*What is being asked*:
Your answer should be one number: how many lines of the data include the string "Daha"?

*Information supplied*:
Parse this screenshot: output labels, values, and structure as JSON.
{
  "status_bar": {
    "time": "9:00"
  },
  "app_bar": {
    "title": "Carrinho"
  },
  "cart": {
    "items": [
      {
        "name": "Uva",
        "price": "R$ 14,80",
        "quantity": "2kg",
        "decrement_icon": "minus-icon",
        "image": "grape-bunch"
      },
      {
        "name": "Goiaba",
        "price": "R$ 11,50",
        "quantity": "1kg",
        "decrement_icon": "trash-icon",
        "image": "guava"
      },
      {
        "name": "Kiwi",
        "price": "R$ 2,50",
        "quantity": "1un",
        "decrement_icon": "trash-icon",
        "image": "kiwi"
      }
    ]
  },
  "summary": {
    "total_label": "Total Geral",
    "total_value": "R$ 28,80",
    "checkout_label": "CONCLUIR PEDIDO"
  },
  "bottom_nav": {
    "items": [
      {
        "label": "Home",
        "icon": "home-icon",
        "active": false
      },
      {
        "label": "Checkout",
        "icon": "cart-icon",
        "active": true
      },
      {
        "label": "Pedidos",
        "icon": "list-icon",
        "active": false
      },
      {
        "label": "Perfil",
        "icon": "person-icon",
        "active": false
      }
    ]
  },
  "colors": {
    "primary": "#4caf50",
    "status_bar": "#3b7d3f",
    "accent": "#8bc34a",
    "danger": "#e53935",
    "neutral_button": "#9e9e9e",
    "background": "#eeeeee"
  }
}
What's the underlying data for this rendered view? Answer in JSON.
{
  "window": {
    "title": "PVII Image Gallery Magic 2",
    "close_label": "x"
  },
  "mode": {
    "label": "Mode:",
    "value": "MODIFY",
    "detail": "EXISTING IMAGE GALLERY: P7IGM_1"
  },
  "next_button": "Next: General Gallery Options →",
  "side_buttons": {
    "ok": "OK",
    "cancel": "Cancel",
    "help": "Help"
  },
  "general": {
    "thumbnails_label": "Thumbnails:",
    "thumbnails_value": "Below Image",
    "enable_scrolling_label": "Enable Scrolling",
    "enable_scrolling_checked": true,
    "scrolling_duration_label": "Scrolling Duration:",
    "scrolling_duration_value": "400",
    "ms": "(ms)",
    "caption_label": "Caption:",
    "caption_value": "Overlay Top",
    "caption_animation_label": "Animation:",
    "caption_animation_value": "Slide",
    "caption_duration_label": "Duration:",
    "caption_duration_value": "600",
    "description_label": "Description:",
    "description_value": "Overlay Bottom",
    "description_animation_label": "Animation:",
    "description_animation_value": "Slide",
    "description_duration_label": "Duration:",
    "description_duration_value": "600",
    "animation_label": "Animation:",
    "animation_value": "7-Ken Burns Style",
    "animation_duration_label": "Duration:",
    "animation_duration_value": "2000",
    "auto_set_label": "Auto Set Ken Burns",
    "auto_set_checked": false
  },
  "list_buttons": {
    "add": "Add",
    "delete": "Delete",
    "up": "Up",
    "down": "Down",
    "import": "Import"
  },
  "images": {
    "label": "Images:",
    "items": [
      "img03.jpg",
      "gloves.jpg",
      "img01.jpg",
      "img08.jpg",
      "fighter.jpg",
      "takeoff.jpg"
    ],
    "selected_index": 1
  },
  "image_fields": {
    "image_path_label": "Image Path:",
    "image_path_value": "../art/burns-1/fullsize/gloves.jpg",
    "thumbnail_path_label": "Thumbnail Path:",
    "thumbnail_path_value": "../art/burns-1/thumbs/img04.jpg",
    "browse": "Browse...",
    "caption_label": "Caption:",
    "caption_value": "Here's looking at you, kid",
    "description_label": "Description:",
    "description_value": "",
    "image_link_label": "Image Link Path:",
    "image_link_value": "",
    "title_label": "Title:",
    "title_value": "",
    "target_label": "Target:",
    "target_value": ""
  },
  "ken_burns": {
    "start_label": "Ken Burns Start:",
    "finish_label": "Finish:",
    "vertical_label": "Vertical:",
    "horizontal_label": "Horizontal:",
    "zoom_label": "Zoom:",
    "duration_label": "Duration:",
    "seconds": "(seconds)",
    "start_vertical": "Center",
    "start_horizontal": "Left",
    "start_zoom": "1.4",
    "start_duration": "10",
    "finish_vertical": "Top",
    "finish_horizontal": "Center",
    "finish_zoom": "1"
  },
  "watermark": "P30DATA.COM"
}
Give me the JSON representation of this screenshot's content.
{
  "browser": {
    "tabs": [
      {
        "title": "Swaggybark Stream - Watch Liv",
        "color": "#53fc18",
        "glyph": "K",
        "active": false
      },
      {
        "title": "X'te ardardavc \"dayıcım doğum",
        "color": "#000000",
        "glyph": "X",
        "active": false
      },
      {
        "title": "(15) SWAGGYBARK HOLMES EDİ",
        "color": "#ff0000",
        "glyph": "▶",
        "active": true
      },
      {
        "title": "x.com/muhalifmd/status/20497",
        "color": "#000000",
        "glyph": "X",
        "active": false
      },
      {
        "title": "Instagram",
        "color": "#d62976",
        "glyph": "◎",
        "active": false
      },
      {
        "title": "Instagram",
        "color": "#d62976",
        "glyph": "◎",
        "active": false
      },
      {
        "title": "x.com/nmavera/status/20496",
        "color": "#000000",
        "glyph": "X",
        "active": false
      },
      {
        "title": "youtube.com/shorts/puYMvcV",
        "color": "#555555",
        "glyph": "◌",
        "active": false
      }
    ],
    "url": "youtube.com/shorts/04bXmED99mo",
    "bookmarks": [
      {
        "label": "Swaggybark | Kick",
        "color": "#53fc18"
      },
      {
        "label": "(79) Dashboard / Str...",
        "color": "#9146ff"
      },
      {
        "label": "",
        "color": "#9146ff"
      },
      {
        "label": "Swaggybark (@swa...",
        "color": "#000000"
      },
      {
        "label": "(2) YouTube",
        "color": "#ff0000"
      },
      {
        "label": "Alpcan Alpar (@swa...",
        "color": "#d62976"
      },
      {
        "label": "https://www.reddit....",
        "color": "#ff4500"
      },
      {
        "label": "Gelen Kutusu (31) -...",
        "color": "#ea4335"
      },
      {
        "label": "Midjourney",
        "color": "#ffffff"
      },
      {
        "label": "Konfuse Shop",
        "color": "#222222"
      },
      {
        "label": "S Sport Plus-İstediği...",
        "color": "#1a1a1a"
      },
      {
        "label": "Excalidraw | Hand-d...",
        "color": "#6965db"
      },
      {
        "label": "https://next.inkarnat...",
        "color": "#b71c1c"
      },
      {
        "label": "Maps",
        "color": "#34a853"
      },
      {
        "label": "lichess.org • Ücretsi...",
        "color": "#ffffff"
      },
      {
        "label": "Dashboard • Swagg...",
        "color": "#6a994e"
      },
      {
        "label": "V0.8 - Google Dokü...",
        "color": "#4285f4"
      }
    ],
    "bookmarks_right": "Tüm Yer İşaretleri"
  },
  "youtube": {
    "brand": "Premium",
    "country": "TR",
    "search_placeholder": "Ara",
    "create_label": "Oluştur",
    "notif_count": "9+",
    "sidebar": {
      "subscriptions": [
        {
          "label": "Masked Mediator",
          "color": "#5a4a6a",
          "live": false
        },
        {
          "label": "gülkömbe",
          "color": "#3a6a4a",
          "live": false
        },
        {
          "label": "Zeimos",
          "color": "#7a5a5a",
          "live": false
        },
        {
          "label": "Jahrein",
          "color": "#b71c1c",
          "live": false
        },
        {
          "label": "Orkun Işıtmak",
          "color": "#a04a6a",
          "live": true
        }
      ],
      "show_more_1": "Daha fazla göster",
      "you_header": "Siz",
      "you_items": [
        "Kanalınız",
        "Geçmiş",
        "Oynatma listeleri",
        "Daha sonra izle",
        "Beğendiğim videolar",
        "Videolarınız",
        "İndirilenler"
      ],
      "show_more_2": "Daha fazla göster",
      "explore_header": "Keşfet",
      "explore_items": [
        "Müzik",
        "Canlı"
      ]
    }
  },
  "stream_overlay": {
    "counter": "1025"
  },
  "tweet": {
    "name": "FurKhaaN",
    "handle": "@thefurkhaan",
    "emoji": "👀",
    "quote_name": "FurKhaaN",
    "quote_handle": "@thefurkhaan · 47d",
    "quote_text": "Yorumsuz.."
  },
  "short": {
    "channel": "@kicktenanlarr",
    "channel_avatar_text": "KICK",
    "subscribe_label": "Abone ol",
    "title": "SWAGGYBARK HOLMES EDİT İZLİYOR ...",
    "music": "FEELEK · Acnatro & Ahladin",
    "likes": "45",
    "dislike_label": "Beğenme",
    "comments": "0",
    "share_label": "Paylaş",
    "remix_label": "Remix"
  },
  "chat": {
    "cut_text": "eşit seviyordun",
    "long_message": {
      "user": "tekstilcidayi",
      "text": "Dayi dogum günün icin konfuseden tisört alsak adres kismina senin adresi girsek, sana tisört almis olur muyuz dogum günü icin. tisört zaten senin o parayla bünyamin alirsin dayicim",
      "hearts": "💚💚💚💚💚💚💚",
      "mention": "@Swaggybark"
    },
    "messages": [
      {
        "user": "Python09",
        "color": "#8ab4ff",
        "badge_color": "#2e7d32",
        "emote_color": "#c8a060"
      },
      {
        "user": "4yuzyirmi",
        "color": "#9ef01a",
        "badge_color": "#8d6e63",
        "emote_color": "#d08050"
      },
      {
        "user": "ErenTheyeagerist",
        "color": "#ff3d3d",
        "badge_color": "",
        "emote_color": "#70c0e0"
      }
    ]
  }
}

*Solution for this problem*:
3